Print out every line, exactly as written.

[Records about charts and figures]

###

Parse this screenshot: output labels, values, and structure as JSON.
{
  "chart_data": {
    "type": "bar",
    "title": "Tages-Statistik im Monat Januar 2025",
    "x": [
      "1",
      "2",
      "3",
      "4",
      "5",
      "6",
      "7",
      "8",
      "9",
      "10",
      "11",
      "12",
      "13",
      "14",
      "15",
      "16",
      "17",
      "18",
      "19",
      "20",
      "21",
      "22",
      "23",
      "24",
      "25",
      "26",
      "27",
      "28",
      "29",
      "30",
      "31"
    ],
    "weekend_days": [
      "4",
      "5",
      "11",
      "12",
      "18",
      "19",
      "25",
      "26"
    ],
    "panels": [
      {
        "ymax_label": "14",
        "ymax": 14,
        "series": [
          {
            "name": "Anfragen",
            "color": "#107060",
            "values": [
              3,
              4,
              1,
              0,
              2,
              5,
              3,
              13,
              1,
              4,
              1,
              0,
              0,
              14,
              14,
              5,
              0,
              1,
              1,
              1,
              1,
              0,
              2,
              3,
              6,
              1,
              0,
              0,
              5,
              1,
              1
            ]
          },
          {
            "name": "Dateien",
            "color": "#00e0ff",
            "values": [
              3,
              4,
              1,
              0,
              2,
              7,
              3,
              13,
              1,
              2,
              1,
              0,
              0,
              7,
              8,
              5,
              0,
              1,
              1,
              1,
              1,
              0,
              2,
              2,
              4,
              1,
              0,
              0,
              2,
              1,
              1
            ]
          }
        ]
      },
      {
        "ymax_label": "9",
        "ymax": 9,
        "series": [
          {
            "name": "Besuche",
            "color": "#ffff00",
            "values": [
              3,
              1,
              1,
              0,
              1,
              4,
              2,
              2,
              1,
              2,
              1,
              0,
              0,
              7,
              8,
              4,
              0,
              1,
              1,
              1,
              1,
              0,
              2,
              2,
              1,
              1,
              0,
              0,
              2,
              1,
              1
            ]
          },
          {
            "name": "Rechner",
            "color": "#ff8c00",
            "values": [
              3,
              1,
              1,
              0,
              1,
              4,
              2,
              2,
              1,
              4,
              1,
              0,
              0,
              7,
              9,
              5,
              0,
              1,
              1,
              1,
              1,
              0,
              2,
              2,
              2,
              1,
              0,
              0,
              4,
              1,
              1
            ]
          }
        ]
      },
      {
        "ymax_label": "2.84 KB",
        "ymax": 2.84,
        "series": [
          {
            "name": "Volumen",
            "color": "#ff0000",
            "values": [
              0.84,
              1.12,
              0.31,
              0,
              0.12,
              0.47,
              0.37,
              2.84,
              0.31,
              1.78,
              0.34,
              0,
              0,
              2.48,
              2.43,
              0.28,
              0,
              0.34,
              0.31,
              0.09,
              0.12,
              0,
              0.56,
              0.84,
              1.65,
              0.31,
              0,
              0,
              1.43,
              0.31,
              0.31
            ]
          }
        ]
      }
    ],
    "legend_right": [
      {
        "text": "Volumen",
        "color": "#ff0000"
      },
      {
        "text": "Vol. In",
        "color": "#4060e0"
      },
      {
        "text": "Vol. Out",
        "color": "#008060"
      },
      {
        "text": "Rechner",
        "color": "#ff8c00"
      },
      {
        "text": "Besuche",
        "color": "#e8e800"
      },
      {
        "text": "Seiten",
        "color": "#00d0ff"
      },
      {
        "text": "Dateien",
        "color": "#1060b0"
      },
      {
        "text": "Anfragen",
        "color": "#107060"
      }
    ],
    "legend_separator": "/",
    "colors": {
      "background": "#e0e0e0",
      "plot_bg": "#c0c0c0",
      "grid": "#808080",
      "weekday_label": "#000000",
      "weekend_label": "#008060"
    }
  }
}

###

*Output for this task:*
Parse this screenshot: output labels, values, and structure as JSON.
{
  "chart_data": {
    "type": "bar",
    "title": "Tages-Statistik im Monat Januar 2025",
    "x": [
      "1",
      "2",
      "3",
      "4",
      "5",
      "6",
      "7",
      "8",
      "9",
      "10",
      "11",
      "12",
      "13",
      "14",
      "15",
      "16",
      "17",
      "18",
      "19",
      "20",
      "21",
      "22",
      "23",
      "24",
      "25",
      "26",
      "27",
      "28",
      "29",
      "30",
      "31"
    ],
    "weekend_days": [
      "4",
      "5",
      "11",
      "12",
      "18",
      "19",
      "25",
      "26"
    ],
    "panels": [
      {
        "ymax_label": "14",
        "ymax": 14,
        "series": [
          {
            "name": "Anfragen",
            "color": "#107060",
            "values": [
              3,
              4,
              1,
              0,
              2,
              5,
              3,
              13,
              1,
              4,
              1,
              0,
              0,
              14,
              14,
              5,
              0,
              1,
              1,
              1,
              1,
              0,
              2,
              3,
              6,
              1,
              0,
              0,
              5,
              1,
              1
            ]
          },
          {
            "name": "Dateien",
            "color": "#00e0ff",
            "values": [
              3,
              4,
              1,
              0,
              2,
              7,
              3,
              13,
              1,
              2,
              1,
              0,
              0,
              7,
              8,
              5,
              0,
              1,
              1,
              1,
              1,
              0,
              2,
              2,
              4,
              1,
              0,
              0,
              2,
              1,
              1
            ]
          }
        ]
      },
      {
        "ymax_label": "9",
        "ymax": 9,
        "series": [
          {
            "name": "Besuche",
            "color": "#ffff00",
            "values": [
              3,
              1,
              1,
              0,
              1,
              4,
              2,
              2,
              1,
              2,
              1,
              0,
              0,
              7,
              8,
              4,
              0,
              1,
              1,
              1,
              1,
              0,
              2,
              2,
              1,
              1,
              0,
              0,
              2,
              1,
              1
            ]
          },
          {
            "name": "Rechner",
            "color": "#ff8c00",
            "values": [
              3,
              1,
              1,
              0,
              1,
              4,
              2,
              2,
              1,
              4,
              1,
              0,
              0,
              7,
              9,
              5,
              0,
              1,
              1,
              1,
              1,
              0,
              2,
              2,
              2,
              1,
              0,
              0,
              4,
              1,
              1
            ]
          }
        ]
      },
      {
        "ymax_label": "2.84 KB",
        "ymax": 2.84,
        "series": [
          {
            "name": "Volumen",
            "color": "#ff0000",
            "values": [
              0.84,
              1.12,
              0.31,
              0,
              0.12,
              0.47,
              0.37,
              2.84,
              0.31,
              1.78,
              0.34,
              0,
              0,
              2.48,
              2.43,
              0.28,
              0,
              0.34,
              0.31,
              0.09,
              0.12,
              0,
              0.56,
              0.84,
              1.65,
              0.31,
              0,
              0,
              1.43,
              0.31,
              0.31
            ]
          }
        ]
      }
    ],
    "legend_right": [
      {
        "text": "Volumen",
        "color": "#ff0000"
      },
      {
        "text": "Vol. In",
        "color": "#4060e0"
      },
      {
        "text": "Vol. Out",
        "color": "#008060"
      },
      {
        "text": "Rechner",
        "color": "#ff8c00"
      },
      {
        "text": "Besuche",
        "color": "#e8e800"
      },
      {
        "text": "Seiten",
        "color": "#00d0ff"
      },
      {
        "text": "Dateien",
        "color": "#1060b0"
      },
      {
        "text": "Anfragen",
        "color": "#107060"
      }
    ],
    "legend_separator": "/",
    "colors": {
      "background": "#e0e0e0",
      "plot_bg": "#c0c0c0",
      "grid": "#808080",
      "weekday_label": "#000000",
      "weekend_label": "#008060"
    }
  }
}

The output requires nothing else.